Records about charts and figures
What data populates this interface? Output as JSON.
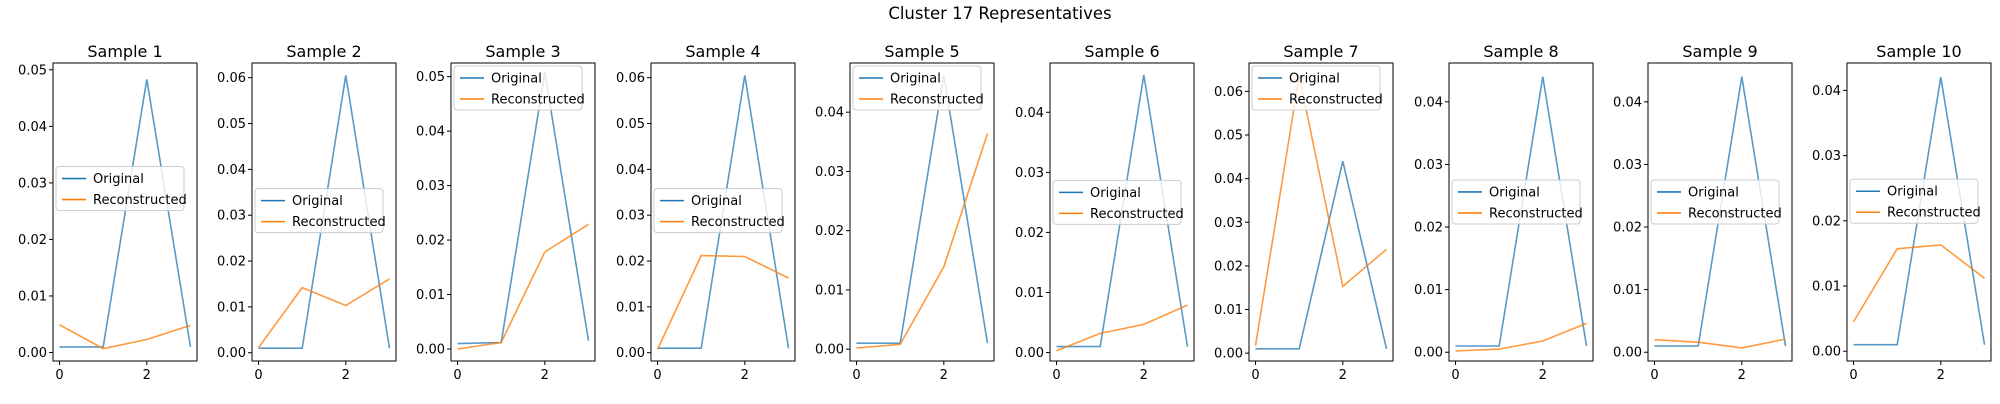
{
  "figure": {
    "title": "Cluster 17 Representatives",
    "colors": {
      "original": "#1f77b4",
      "reconstructed": "#ff7f0e"
    }
  },
  "chart_data": [
    {
      "type": "line",
      "title": "Sample 1",
      "x": [
        0,
        1,
        2,
        3
      ],
      "xticks": [
        0,
        2
      ],
      "xlim": [
        -0.15,
        3.15
      ],
      "ylim": [
        -0.0015,
        0.0512
      ],
      "yticks": [
        0,
        0.01,
        0.02,
        0.03,
        0.04,
        0.05
      ],
      "ytick_labels": [
        "0.00",
        "0.01",
        "0.02",
        "0.03",
        "0.04",
        "0.05"
      ],
      "legend": "center-left",
      "legend_y": 0.029,
      "series": [
        {
          "name": "Original",
          "values": [
            0.001,
            0.001,
            0.0483,
            0.001
          ]
        },
        {
          "name": "Reconstructed",
          "values": [
            0.0049,
            0.0007,
            0.0023,
            0.0048
          ]
        }
      ]
    },
    {
      "type": "line",
      "title": "Sample 2",
      "x": [
        0,
        1,
        2,
        3
      ],
      "xticks": [
        0,
        2
      ],
      "xlim": [
        -0.15,
        3.15
      ],
      "ylim": [
        -0.0018,
        0.0632
      ],
      "yticks": [
        0,
        0.01,
        0.02,
        0.03,
        0.04,
        0.05,
        0.06
      ],
      "ytick_labels": [
        "0.00",
        "0.01",
        "0.02",
        "0.03",
        "0.04",
        "0.05",
        "0.06"
      ],
      "legend": "center-left",
      "legend_y": 0.031,
      "series": [
        {
          "name": "Original",
          "values": [
            0.001,
            0.001,
            0.0605,
            0.001
          ]
        },
        {
          "name": "Reconstructed",
          "values": [
            0.0011,
            0.0142,
            0.0103,
            0.0161
          ]
        }
      ]
    },
    {
      "type": "line",
      "title": "Sample 3",
      "x": [
        0,
        1,
        2,
        3
      ],
      "xticks": [
        0,
        2
      ],
      "xlim": [
        -0.15,
        3.15
      ],
      "ylim": [
        -0.0022,
        0.0525
      ],
      "yticks": [
        0,
        0.01,
        0.02,
        0.03,
        0.04,
        0.05
      ],
      "ytick_labels": [
        "0.00",
        "0.01",
        "0.02",
        "0.03",
        "0.04",
        "0.05"
      ],
      "legend": "upper-left",
      "legend_y": 0.048,
      "series": [
        {
          "name": "Original",
          "values": [
            0.001,
            0.0012,
            0.0508,
            0.0015
          ]
        },
        {
          "name": "Reconstructed",
          "values": [
            0.0,
            0.0012,
            0.0178,
            0.0229
          ]
        }
      ]
    },
    {
      "type": "line",
      "title": "Sample 4",
      "x": [
        0,
        1,
        2,
        3
      ],
      "xticks": [
        0,
        2
      ],
      "xlim": [
        -0.15,
        3.15
      ],
      "ylim": [
        -0.0018,
        0.0632
      ],
      "yticks": [
        0,
        0.01,
        0.02,
        0.03,
        0.04,
        0.05,
        0.06
      ],
      "ytick_labels": [
        "0.00",
        "0.01",
        "0.02",
        "0.03",
        "0.04",
        "0.05",
        "0.06"
      ],
      "legend": "center-left",
      "legend_y": 0.031,
      "series": [
        {
          "name": "Original",
          "values": [
            0.001,
            0.001,
            0.0605,
            0.001
          ]
        },
        {
          "name": "Reconstructed",
          "values": [
            0.0007,
            0.0212,
            0.021,
            0.0163
          ]
        }
      ]
    },
    {
      "type": "line",
      "title": "Sample 5",
      "x": [
        0,
        1,
        2,
        3
      ],
      "xticks": [
        0,
        2
      ],
      "xlim": [
        -0.15,
        3.15
      ],
      "ylim": [
        -0.002,
        0.0483
      ],
      "yticks": [
        0,
        0.01,
        0.02,
        0.03,
        0.04
      ],
      "ytick_labels": [
        "0.00",
        "0.01",
        "0.02",
        "0.03",
        "0.04"
      ],
      "legend": "upper-left",
      "legend_y": 0.0443,
      "series": [
        {
          "name": "Original",
          "values": [
            0.001,
            0.001,
            0.0462,
            0.001
          ]
        },
        {
          "name": "Reconstructed",
          "values": [
            0.0002,
            0.0008,
            0.0139,
            0.0364
          ]
        }
      ]
    },
    {
      "type": "line",
      "title": "Sample 6",
      "x": [
        0,
        1,
        2,
        3
      ],
      "xticks": [
        0,
        2
      ],
      "xlim": [
        -0.15,
        3.15
      ],
      "ylim": [
        -0.0014,
        0.0482
      ],
      "yticks": [
        0,
        0.01,
        0.02,
        0.03,
        0.04
      ],
      "ytick_labels": [
        "0.00",
        "0.01",
        "0.02",
        "0.03",
        "0.04"
      ],
      "legend": "center-left",
      "legend_y": 0.025,
      "series": [
        {
          "name": "Original",
          "values": [
            0.001,
            0.001,
            0.0462,
            0.001
          ]
        },
        {
          "name": "Reconstructed",
          "values": [
            0.0003,
            0.0032,
            0.0047,
            0.0079
          ]
        }
      ]
    },
    {
      "type": "line",
      "title": "Sample 7",
      "x": [
        0,
        1,
        2,
        3
      ],
      "xticks": [
        0,
        2
      ],
      "xlim": [
        -0.15,
        3.15
      ],
      "ylim": [
        -0.0018,
        0.0665
      ],
      "yticks": [
        0,
        0.01,
        0.02,
        0.03,
        0.04,
        0.05,
        0.06
      ],
      "ytick_labels": [
        "0.00",
        "0.01",
        "0.02",
        "0.03",
        "0.04",
        "0.05",
        "0.06"
      ],
      "legend": "upper-left",
      "legend_y": 0.063,
      "series": [
        {
          "name": "Original",
          "values": [
            0.001,
            0.001,
            0.044,
            0.001
          ]
        },
        {
          "name": "Reconstructed",
          "values": [
            0.0017,
            0.0635,
            0.0153,
            0.0238
          ]
        }
      ]
    },
    {
      "type": "line",
      "title": "Sample 8",
      "x": [
        0,
        1,
        2,
        3
      ],
      "xticks": [
        0,
        2
      ],
      "xlim": [
        -0.15,
        3.15
      ],
      "ylim": [
        -0.0014,
        0.0462
      ],
      "yticks": [
        0,
        0.01,
        0.02,
        0.03,
        0.04
      ],
      "ytick_labels": [
        "0.00",
        "0.01",
        "0.02",
        "0.03",
        "0.04"
      ],
      "legend": "center-left",
      "legend_y": 0.024,
      "series": [
        {
          "name": "Original",
          "values": [
            0.001,
            0.001,
            0.044,
            0.001
          ]
        },
        {
          "name": "Reconstructed",
          "values": [
            0.0002,
            0.0005,
            0.0018,
            0.0046
          ]
        }
      ]
    },
    {
      "type": "line",
      "title": "Sample 9",
      "x": [
        0,
        1,
        2,
        3
      ],
      "xticks": [
        0,
        2
      ],
      "xlim": [
        -0.15,
        3.15
      ],
      "ylim": [
        -0.0014,
        0.0462
      ],
      "yticks": [
        0,
        0.01,
        0.02,
        0.03,
        0.04
      ],
      "ytick_labels": [
        "0.00",
        "0.01",
        "0.02",
        "0.03",
        "0.04"
      ],
      "legend": "center-left",
      "legend_y": 0.024,
      "series": [
        {
          "name": "Original",
          "values": [
            0.001,
            0.001,
            0.044,
            0.001
          ]
        },
        {
          "name": "Reconstructed",
          "values": [
            0.002,
            0.0016,
            0.0007,
            0.0021
          ]
        }
      ]
    },
    {
      "type": "line",
      "title": "Sample 10",
      "x": [
        0,
        1,
        2,
        3
      ],
      "xticks": [
        0,
        2
      ],
      "xlim": [
        -0.15,
        3.15
      ],
      "ylim": [
        -0.0015,
        0.0442
      ],
      "yticks": [
        0,
        0.01,
        0.02,
        0.03,
        0.04
      ],
      "ytick_labels": [
        "0.00",
        "0.01",
        "0.02",
        "0.03",
        "0.04"
      ],
      "legend": "center-left",
      "legend_y": 0.023,
      "series": [
        {
          "name": "Original",
          "values": [
            0.001,
            0.001,
            0.042,
            0.001
          ]
        },
        {
          "name": "Reconstructed",
          "values": [
            0.0045,
            0.0157,
            0.0163,
            0.0112
          ]
        }
      ]
    }
  ]
}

What you need to do
In the lines above, locate the string "Sample". Copy every line where it occurs.

Solution to the exercise
      "title": "Sample 1",
      "title": "Sample 2",
      "title": "Sample 3",
      "title": "Sample 4",
      "title": "Sample 5",
      "title": "Sample 6",
      "title": "Sample 7",
      "title": "Sample 8",
      "title": "Sample 9",
      "title": "Sample 10",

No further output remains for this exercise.